▸ **Task details**:
Copy out all of the data exactly as it appears.

[Stored records]
========================================

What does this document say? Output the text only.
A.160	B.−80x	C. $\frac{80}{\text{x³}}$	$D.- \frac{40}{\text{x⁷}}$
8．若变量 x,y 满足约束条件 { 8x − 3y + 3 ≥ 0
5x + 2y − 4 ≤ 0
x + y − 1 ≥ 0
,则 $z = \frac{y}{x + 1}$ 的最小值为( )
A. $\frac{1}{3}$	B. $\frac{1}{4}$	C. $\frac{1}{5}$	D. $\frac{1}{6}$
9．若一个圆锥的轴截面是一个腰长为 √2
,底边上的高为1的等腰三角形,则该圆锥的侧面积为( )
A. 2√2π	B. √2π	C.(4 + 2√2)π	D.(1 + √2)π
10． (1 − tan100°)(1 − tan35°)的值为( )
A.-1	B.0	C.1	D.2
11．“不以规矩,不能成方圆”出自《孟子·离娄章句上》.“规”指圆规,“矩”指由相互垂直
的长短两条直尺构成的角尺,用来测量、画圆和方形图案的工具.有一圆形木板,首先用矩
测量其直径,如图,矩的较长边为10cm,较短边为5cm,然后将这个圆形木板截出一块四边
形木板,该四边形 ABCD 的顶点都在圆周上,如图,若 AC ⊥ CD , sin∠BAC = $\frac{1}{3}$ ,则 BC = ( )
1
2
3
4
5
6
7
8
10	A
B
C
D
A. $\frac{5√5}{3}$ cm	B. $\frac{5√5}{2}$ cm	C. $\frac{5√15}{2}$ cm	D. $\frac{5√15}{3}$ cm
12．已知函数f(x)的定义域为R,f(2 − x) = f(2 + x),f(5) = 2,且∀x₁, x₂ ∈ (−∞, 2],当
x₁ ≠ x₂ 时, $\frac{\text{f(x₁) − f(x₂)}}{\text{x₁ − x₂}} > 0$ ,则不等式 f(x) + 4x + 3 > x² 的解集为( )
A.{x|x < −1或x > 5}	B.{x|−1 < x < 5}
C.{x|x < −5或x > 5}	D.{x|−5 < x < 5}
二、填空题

========================================

▸ **Solution**:
What does this document say? Output the text only.
A.160	B.−80x	C. $\frac{80}{\text{x³}}$	$D.- \frac{40}{\text{x⁷}}$
8．若变量 x,y 满足约束条件 { 8x − 3y + 3 ≥ 0
5x + 2y − 4 ≤ 0
x + y − 1 ≥ 0
,则 $z = \frac{y}{x + 1}$ 的最小值为( )
A. $\frac{1}{3}$	B. $\frac{1}{4}$	C. $\frac{1}{5}$	D. $\frac{1}{6}$
9．若一个圆锥的轴截面是一个腰长为 √2
,底边上的高为1的等腰三角形,则该圆锥的侧面积为( )
A. 2√2π	B. √2π	C.(4 + 2√2)π	D.(1 + √2)π
10． (1 − tan100°)(1 − tan35°)的值为( )
A.-1	B.0	C.1	D.2
11．“不以规矩,不能成方圆”出自《孟子·离娄章句上》.“规”指圆规,“矩”指由相互垂直
的长短两条直尺构成的角尺,用来测量、画圆和方形图案的工具.有一圆形木板,首先用矩
测量其直径,如图,矩的较长边为10cm,较短边为5cm,然后将这个圆形木板截出一块四边
形木板,该四边形 ABCD 的顶点都在圆周上,如图,若 AC ⊥ CD , sin∠BAC = $\frac{1}{3}$ ,则 BC = ( )
1
2
3
4
5
6
7
8
10	A
B
C
D
A. $\frac{5√5}{3}$ cm	B. $\frac{5√5}{2}$ cm	C. $\frac{5√15}{2}$ cm	D. $\frac{5√15}{3}$ cm
12．已知函数f(x)的定义域为R,f(2 − x) = f(2 + x),f(5) = 2,且∀x₁, x₂ ∈ (−∞, 2],当
x₁ ≠ x₂ 时, $\frac{\text{f(x₁) − f(x₂)}}{\text{x₁ − x₂}} > 0$ ,则不等式 f(x) + 4x + 3 > x² 的解集为( )
A.{x|x < −1或x > 5}	B.{x|−1 < x < 5}
C.{x|x < −5或x > 5}	D.{x|−5 < x < 5}
二、填空题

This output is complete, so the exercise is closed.